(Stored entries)
────────
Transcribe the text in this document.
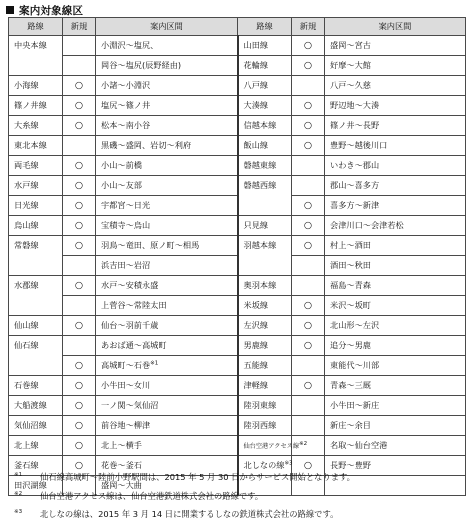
案内対象線区
路線	新規	案内区間	路線	新規	案内区間
中央本線		小淵沢～塩尻、	山田線	○	盛岡～宮古
		岡谷～塩尻(辰野経由)	花輪線	○	好摩～大館
小海線	○	小諸～小淵沢	八戸線		八戸～久慈
篠ノ井線	○	塩尻～篠ノ井	大湊線	○	野辺地～大湊
大糸線	○	松本～南小谷	信越本線	○	篠ノ井～長野
東北本線		黒磯～盛岡、岩切～利府	飯山線	○	豊野～越後川口
両毛線	○	小山～前橋	磐越東線		いわき～郡山
水戸線	○	小山～友部	磐越西線		郡山～喜多方
日光線	○	宇都宮～日光		○	喜多方～新津
烏山線	○	宝積寺～烏山	只見線	○	会津川口～会津若松
常磐線	○	羽鳥～竜田、原ノ町～相馬	羽越本線	○	村上～酒田
		浜吉田～岩沼			酒田～秋田
水郡線	○	水戸～安積永盛	奥羽本線		福島～青森
		上菅谷～常陸太田	米坂線	○	米沢～坂町
仙山線	○	仙台～羽前千歳	左沢線	○	北山形～左沢
仙石線		あおば通～高城町	男鹿線	○	追分～男鹿
	○	高城町～石巻$^{※1}$	五能線		東能代～川部
石巻線	○	小牛田～女川	津軽線	○	青森～三厩
大船渡線	○	一ノ関～気仙沼	陸羽東線		小牛田～新庄
気仙沼線	○	前谷地～柳津	陸羽西線		新庄～余目
北上線	○	北上～横手	仙台空港アクセス線$^{※2}$		名取～仙台空港
釜石線	○	花巻～釜石	北しなの線$^{※3}$	○	長野～豊野
田沢湖線		盛岡～大曲			
$^{※1}$	仙石線高城町～陸前小野駅間は、2015 年 5 月 30 日からサービス開始となります。
$^{※2}$	仙台空港アクセス線は、仙台空港鉄道株式会社の路線です。
$^{※3}$	北しなの線は、2015 年 3 月 14 日に開業するしなの鉄道株式会社の路線です。
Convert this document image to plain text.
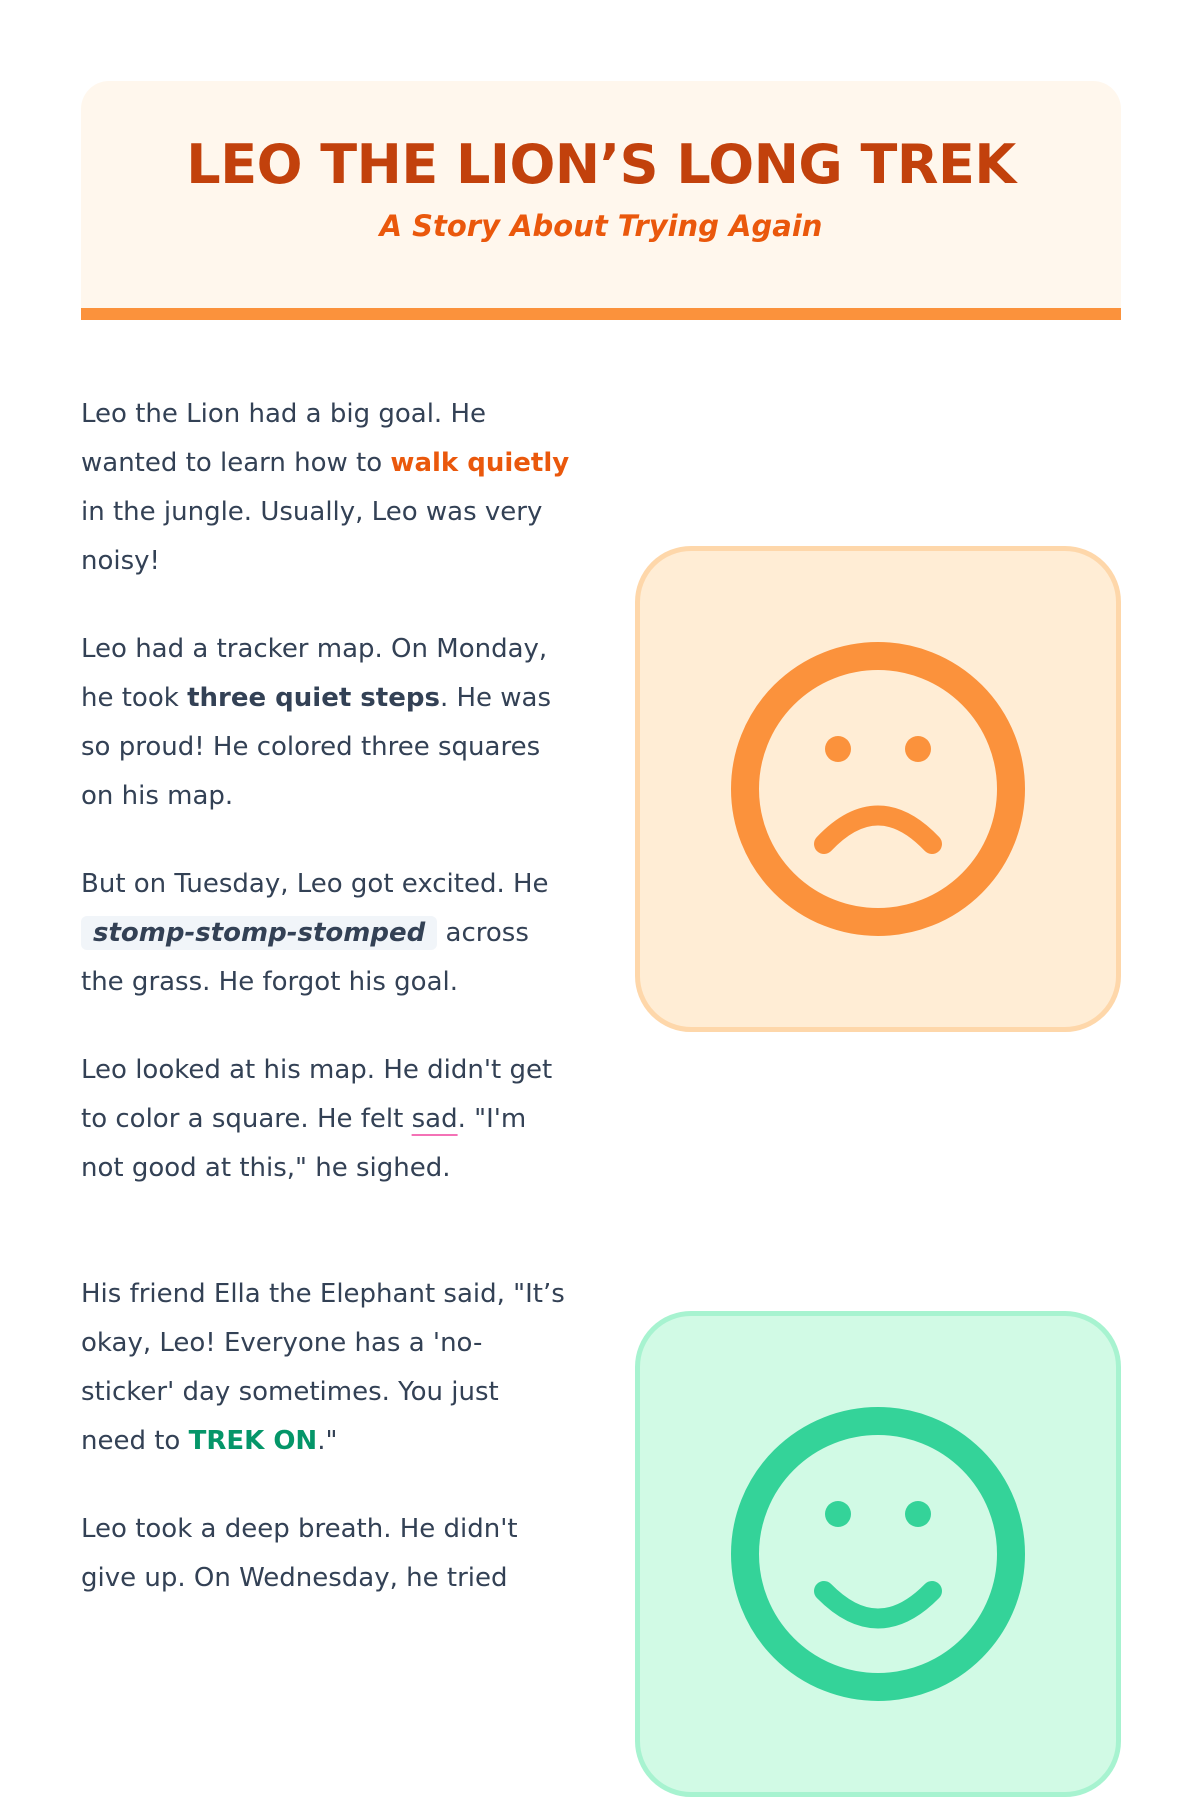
LEO THE LION’S LONG TREK
A Story About Trying Again

Leo the Lion had a big goal. He wanted to learn how to walk quietly in the jungle. Usually, Leo was very noisy!

Leo had a tracker map. On Monday, he took three quiet steps. He was so proud! He colored three squares on his map.

But on Tuesday, Leo got excited. He stomp-stomp-stomped across the grass. He forgot his goal.

Leo looked at his map. He didn't get to color a square. He felt sad. "I'm not good at this," he sighed.

His friend Ella the Elephant said, "It’s okay, Leo! Everyone has a 'no-sticker' day sometimes. You just need to TREK ON."

Leo took a deep breath. He didn't give up. On Wednesday, he tried
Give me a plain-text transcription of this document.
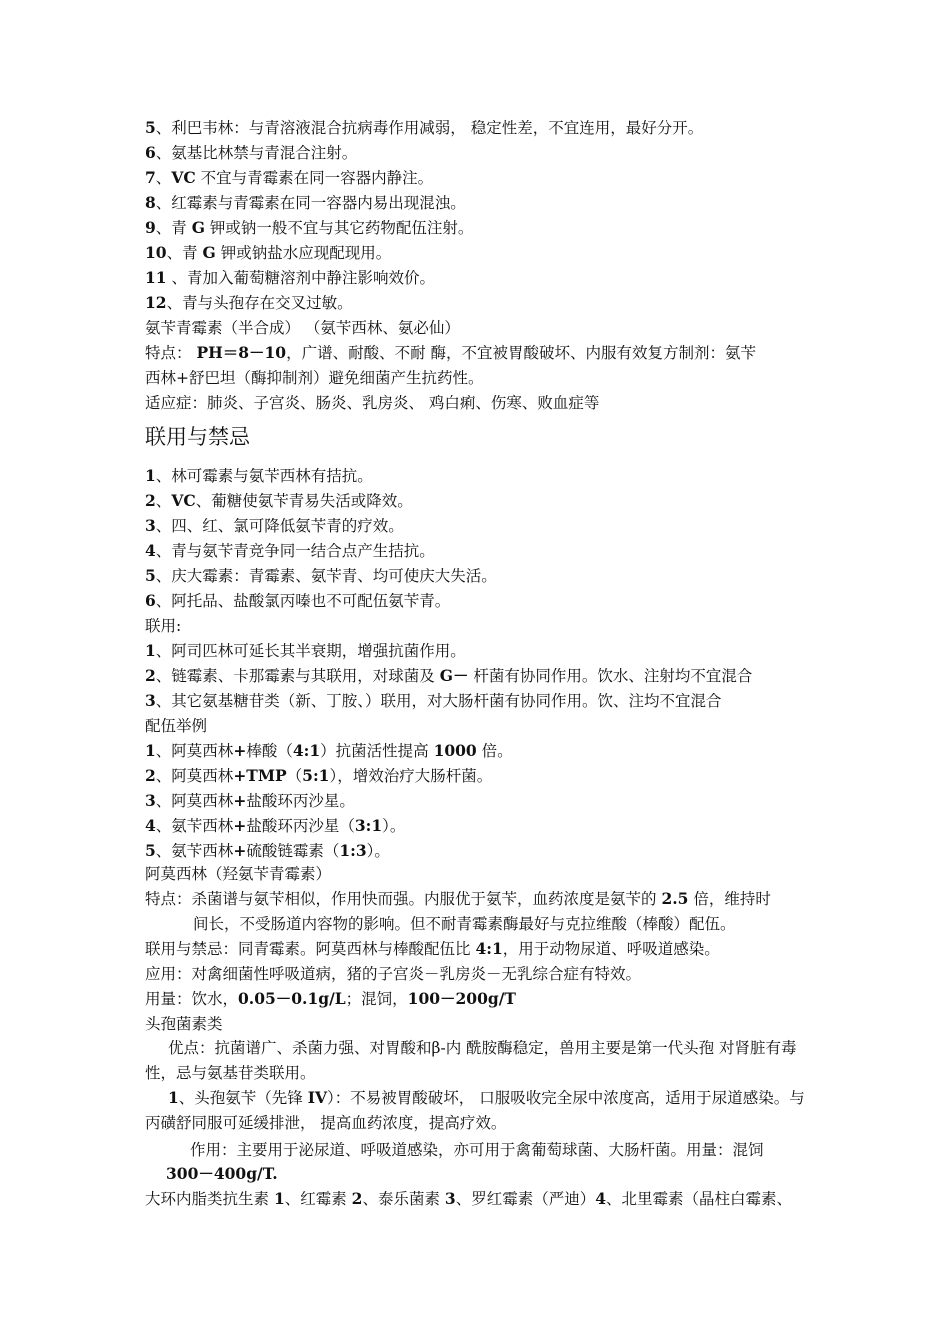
5、利巴韦林：与青溶液混合抗病毒作用减弱， 稳定性差，不宜连用，最好分开。
6、氨基比林禁与青混合注射。
7、VC 不宜与青霉素在同一容器内静注。
8、红霉素与青霉素在同一容器内易出现混浊。
9、青 G 钾或钠一般不宜与其它药物配伍注射。
10、青 G 钾或钠盐水应现配现用。
11 、青加入葡萄糖溶剂中静注影响效价。
12、青与头孢存在交叉过敏。
氨苄青霉素（半合成） （氨苄西林、氨必仙）
特点： PH＝8－10，广谱、耐酸、不耐 酶，不宜被胃酸破坏、内服有效复方制剂：氨苄
西林+舒巴坦（酶抑制剂）避免细菌产生抗药性。
适应症：肺炎、子宫炎、肠炎、乳房炎、 鸡白痢、伤寒、败血症等
联用与禁忌
1、林可霉素与氨苄西林有拮抗。
2、VC、葡糖使氨苄青易失活或降效。
3、四、红、氯可降低氨苄青的疗效。
4、青与氨苄青竞争同一结合点产生拮抗。
5、庆大霉素：青霉素、氨苄青、均可使庆大失活。
6、阿托品、盐酸氯丙嗪也不可配伍氨苄青。
联用:
1、阿司匹林可延长其半衰期，增强抗菌作用。
2、链霉素、卡那霉素与其联用，对球菌及 G－ 杆菌有协同作用。饮水、注射均不宜混合
3、其它氨基糖苷类（新、丁胺、）联用，对大肠杆菌有协同作用。饮、注均不宜混合
配伍举例
1、阿莫西林+棒酸（4:1）抗菌活性提高 1000 倍。
2、阿莫西林+TMP（5:1），增效治疗大肠杆菌。
3、阿莫西林+盐酸环丙沙星。
4、氨苄西林+盐酸环丙沙星（3:1）。
5、氨苄西林+硫酸链霉素（1:3）。
阿莫西林（羟氨苄青霉素）
特点：杀菌谱与氨苄相似，作用快而强。内服优于氨苄，血药浓度是氨苄的 2.5 倍，维持时
间长，不受肠道内容物的影响。但不耐青霉素酶最好与克拉维酸（棒酸）配伍。
联用与禁忌：同青霉素。阿莫西林与棒酸配伍比 4:1，用于动物尿道、呼吸道感染。
应用：对禽细菌性呼吸道病，猪的子宫炎－乳房炎－无乳综合症有特效。
用量：饮水，0.05－0.1g/L；混饲，100－200g/T
头孢菌素类
优点：抗菌谱广、杀菌力强、对胃酸和β-内 酰胺酶稳定，兽用主要是第一代头孢 对肾脏有毒性，忌与氨基苷类联用。
1、头孢氨苄（先锋 IV）：不易被胃酸破坏， 口服吸收完全尿中浓度高，适用于尿道感染。与丙磺舒同服可延缓排泄， 提高血药浓度，提高疗效。
作用：主要用于泌尿道、呼吸道感染，亦可用于禽葡萄球菌、大肠杆菌。用量：混饲
300－400g/T.
大环内脂类抗生素 1、红霉素 2、泰乐菌素 3、罗红霉素（严迪）4、北里霉素（晶柱白霉素、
────────
(PROBLEM REQUIREMENTS) Using the listing above, pick out each line that contains the word "document", then copy it.

(RESULT OF THIS TASK)
Transcribe the text in this document.
Convert this document image to plain text.
Give me a plain-text transcription of this document.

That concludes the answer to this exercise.